*EXTRACTED DATA:*
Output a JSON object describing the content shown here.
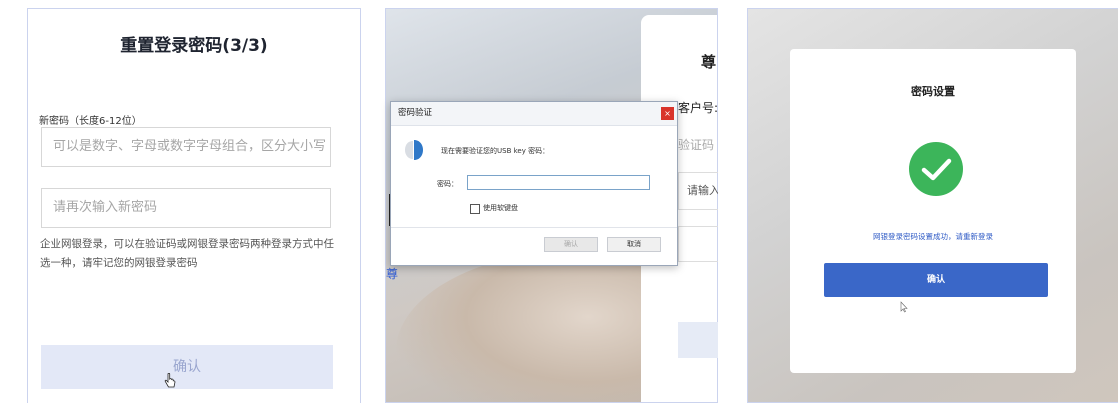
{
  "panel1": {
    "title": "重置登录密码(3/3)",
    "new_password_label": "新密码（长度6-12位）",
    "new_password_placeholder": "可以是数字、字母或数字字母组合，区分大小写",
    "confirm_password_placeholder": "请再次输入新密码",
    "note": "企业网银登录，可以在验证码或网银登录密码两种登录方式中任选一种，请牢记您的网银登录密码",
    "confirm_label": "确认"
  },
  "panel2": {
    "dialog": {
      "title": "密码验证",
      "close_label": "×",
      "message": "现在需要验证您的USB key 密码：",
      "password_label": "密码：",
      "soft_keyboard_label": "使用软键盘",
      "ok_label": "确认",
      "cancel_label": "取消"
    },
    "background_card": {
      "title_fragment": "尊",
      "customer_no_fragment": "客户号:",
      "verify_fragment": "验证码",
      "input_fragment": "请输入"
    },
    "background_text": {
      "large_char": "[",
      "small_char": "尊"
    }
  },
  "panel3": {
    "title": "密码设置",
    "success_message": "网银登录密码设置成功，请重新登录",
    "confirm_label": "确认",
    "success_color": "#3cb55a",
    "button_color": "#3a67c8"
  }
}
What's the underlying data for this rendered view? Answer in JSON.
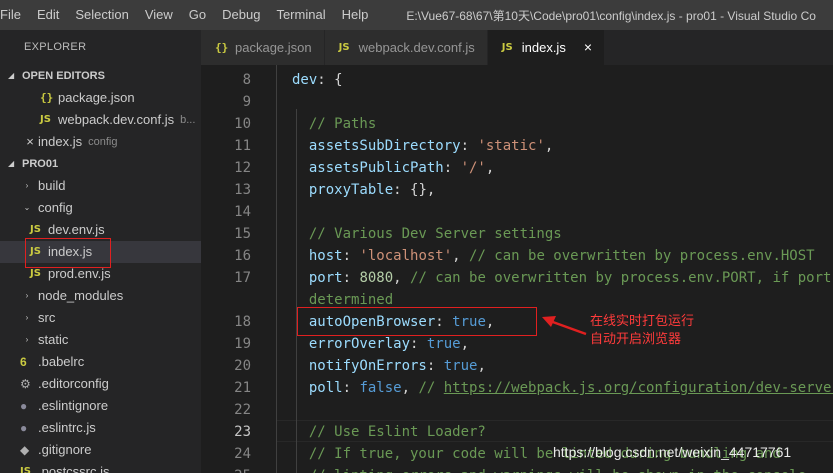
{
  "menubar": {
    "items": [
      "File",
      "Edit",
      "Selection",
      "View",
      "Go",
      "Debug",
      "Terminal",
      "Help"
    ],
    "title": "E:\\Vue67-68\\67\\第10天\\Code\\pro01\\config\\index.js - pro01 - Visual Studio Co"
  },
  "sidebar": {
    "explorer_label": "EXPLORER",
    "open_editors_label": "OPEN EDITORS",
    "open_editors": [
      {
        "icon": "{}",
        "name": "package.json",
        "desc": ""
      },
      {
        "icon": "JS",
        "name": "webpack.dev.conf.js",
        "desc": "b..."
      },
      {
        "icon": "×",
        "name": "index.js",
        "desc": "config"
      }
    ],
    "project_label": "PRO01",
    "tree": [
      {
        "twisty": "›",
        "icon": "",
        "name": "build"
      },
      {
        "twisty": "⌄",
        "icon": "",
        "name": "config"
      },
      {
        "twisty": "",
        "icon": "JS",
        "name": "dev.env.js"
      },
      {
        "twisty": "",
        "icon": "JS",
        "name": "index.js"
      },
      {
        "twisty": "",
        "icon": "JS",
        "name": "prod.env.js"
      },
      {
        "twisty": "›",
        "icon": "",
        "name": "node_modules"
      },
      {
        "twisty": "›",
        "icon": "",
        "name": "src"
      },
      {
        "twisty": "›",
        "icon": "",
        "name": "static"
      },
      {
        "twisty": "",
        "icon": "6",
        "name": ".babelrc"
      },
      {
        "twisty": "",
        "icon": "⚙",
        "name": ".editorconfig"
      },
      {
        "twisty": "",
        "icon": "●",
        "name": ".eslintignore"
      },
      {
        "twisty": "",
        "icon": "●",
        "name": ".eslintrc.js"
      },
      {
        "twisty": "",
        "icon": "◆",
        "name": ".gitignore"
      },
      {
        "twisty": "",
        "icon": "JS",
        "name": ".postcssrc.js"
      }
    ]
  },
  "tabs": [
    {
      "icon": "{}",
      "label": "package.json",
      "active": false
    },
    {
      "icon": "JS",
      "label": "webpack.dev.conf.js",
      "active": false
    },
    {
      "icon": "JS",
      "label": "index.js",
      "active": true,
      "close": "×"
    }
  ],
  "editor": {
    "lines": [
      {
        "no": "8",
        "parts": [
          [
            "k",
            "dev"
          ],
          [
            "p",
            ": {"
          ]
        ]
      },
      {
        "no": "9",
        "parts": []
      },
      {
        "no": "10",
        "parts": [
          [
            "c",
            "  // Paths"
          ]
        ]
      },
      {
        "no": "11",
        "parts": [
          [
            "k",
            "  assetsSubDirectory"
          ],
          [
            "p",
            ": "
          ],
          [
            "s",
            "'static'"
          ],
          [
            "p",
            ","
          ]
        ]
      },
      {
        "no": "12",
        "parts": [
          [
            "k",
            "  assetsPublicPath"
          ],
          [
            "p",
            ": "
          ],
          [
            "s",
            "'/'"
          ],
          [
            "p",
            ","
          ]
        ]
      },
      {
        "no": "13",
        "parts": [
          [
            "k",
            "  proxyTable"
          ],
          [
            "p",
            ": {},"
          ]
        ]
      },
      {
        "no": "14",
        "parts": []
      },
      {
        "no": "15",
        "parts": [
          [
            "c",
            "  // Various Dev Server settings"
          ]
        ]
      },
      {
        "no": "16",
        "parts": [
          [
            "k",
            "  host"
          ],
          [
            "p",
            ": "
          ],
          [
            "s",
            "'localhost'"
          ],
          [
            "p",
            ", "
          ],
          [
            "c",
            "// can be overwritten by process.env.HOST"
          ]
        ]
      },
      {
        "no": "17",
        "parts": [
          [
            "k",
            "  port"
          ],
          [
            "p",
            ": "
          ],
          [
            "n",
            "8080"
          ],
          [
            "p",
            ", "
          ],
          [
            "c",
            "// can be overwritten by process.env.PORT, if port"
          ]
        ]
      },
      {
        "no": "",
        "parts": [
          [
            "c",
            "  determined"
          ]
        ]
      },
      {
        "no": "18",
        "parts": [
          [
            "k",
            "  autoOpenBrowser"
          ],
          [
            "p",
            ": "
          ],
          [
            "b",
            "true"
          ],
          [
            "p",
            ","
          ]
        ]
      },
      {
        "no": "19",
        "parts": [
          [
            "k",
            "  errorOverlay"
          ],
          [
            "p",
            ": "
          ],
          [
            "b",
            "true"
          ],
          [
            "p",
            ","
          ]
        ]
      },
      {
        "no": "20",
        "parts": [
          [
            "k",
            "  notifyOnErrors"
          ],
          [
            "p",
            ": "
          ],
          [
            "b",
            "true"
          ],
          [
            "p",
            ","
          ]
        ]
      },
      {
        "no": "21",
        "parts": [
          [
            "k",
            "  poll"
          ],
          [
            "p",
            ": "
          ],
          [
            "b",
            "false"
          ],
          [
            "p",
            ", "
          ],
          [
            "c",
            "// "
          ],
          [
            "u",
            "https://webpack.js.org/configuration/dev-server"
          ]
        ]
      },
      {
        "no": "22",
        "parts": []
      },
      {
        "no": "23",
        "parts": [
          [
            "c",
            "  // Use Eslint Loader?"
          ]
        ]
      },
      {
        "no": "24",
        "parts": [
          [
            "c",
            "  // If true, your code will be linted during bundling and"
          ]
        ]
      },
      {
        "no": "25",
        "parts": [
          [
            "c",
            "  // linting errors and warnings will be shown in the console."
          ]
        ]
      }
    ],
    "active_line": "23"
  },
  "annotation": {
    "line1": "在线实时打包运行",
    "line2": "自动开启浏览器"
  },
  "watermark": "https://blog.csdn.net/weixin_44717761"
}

---

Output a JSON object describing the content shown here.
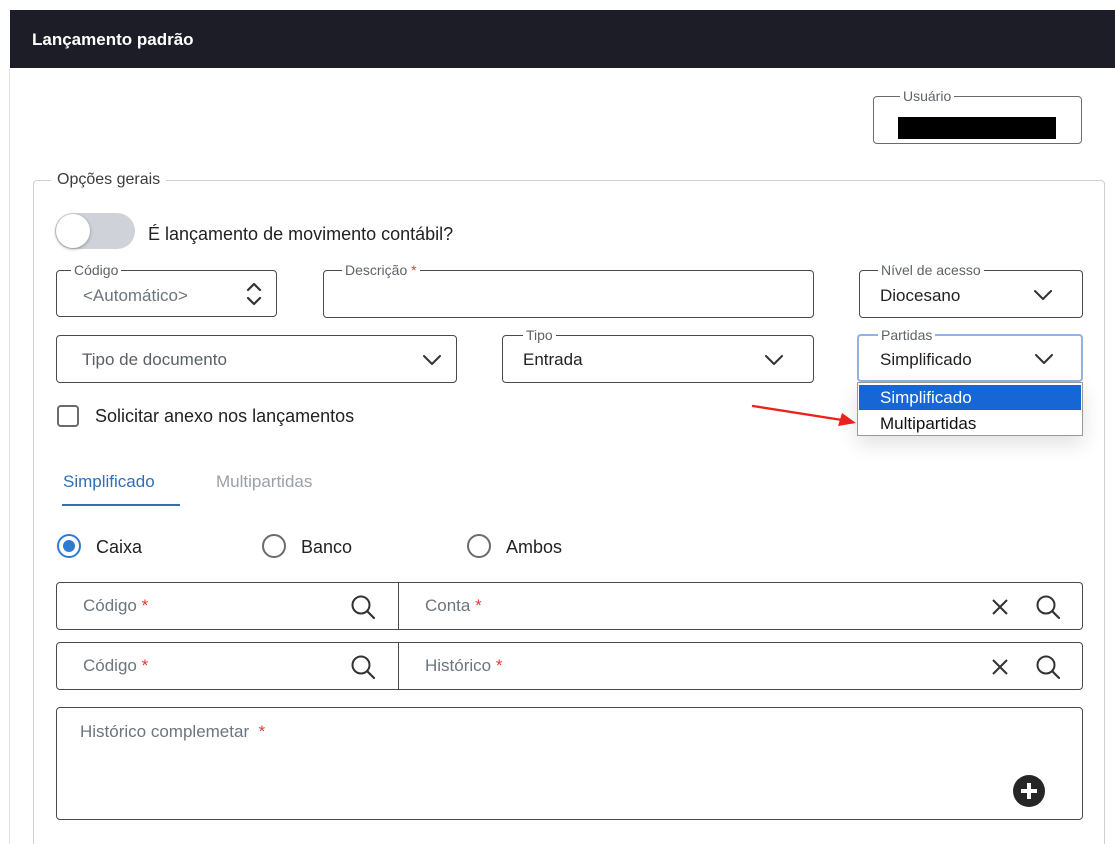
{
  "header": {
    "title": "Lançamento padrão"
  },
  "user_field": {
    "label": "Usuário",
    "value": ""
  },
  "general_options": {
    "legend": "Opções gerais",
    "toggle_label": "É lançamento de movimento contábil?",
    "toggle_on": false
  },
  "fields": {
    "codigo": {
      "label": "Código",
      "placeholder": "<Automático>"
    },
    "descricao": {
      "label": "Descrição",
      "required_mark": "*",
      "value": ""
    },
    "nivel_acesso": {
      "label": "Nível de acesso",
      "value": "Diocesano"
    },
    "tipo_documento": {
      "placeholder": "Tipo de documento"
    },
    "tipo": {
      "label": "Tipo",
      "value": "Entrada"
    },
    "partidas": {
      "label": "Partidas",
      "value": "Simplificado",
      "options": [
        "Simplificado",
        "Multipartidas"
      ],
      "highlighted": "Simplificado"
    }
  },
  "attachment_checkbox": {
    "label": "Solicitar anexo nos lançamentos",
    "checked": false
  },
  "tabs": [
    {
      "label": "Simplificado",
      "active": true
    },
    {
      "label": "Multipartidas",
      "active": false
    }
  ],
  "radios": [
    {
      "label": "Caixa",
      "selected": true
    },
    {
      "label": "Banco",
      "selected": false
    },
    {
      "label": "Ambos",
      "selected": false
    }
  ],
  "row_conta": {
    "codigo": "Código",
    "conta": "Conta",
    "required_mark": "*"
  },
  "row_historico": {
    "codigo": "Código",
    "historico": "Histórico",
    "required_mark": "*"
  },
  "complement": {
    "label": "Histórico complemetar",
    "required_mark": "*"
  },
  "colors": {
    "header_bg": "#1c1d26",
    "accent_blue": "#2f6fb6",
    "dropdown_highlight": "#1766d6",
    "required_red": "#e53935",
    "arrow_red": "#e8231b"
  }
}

*WRITTEN REQUEST:*
Find the word "process" in the entries, and copy every line it shows up in.

*EXPECTED OUTPUT:*
            "// can be overwritten by process.env.HOST"
            "// can be overwritten by process.env.PORT, if port"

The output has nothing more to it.